--- begin ---

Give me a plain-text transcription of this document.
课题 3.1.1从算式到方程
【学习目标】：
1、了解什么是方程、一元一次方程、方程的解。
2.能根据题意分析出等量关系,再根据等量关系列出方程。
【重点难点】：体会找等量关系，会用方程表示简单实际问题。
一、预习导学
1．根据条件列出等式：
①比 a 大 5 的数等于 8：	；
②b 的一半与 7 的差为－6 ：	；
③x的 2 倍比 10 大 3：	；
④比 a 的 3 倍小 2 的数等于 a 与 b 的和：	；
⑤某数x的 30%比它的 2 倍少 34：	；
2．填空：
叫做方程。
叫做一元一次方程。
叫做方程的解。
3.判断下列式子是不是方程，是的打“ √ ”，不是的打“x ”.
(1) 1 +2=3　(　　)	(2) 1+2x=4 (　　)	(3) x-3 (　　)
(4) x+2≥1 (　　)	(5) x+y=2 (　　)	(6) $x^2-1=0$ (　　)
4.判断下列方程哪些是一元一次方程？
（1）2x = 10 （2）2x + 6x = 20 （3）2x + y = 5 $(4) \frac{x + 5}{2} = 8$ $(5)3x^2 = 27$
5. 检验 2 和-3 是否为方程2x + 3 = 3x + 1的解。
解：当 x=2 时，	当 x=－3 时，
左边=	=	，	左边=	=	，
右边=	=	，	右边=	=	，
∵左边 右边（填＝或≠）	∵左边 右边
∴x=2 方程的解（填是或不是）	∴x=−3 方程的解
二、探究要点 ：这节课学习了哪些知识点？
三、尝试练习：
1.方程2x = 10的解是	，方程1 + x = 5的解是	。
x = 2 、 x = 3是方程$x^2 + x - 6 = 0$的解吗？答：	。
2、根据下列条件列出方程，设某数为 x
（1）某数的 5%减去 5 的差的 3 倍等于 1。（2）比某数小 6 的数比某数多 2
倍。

--- end ---

Reproduce the full listing word for word.

• [Task solution]
Give me a plain-text transcription of this document.
课题 3.1.1从算式到方程
【学习目标】：
1、了解什么是方程、一元一次方程、方程的解。
2.能根据题意分析出等量关系,再根据等量关系列出方程。
【重点难点】：体会找等量关系，会用方程表示简单实际问题。
一、预习导学
1．根据条件列出等式：
①比 a 大 5 的数等于 8：	；
②b 的一半与 7 的差为－6 ：	；
③x的 2 倍比 10 大 3：	；
④比 a 的 3 倍小 2 的数等于 a 与 b 的和：	；
⑤某数x的 30%比它的 2 倍少 34：	；
2．填空：
叫做方程。
叫做一元一次方程。
叫做方程的解。
3.判断下列式子是不是方程，是的打“ √ ”，不是的打“x ”.
(1) 1 +2=3　(　　)	(2) 1+2x=4 (　　)	(3) x-3 (　　)
(4) x+2≥1 (　　)	(5) x+y=2 (　　)	(6) $x^2-1=0$ (　　)
4.判断下列方程哪些是一元一次方程？
（1）2x = 10 （2）2x + 6x = 20 （3）2x + y = 5 $(4) \frac{x + 5}{2} = 8$ $(5)3x^2 = 27$
5. 检验 2 和-3 是否为方程2x + 3 = 3x + 1的解。
解：当 x=2 时，	当 x=－3 时，
左边=	=	，	左边=	=	，
右边=	=	，	右边=	=	，
∵左边 右边（填＝或≠）	∵左边 右边
∴x=2 方程的解（填是或不是）	∴x=−3 方程的解
二、探究要点 ：这节课学习了哪些知识点？
三、尝试练习：
1.方程2x = 10的解是	，方程1 + x = 5的解是	。
x = 2 、 x = 3是方程$x^2 + x - 6 = 0$的解吗？答：	。
2、根据下列条件列出方程，设某数为 x
（1）某数的 5%减去 5 的差的 3 倍等于 1。（2）比某数小 6 的数比某数多 2
倍。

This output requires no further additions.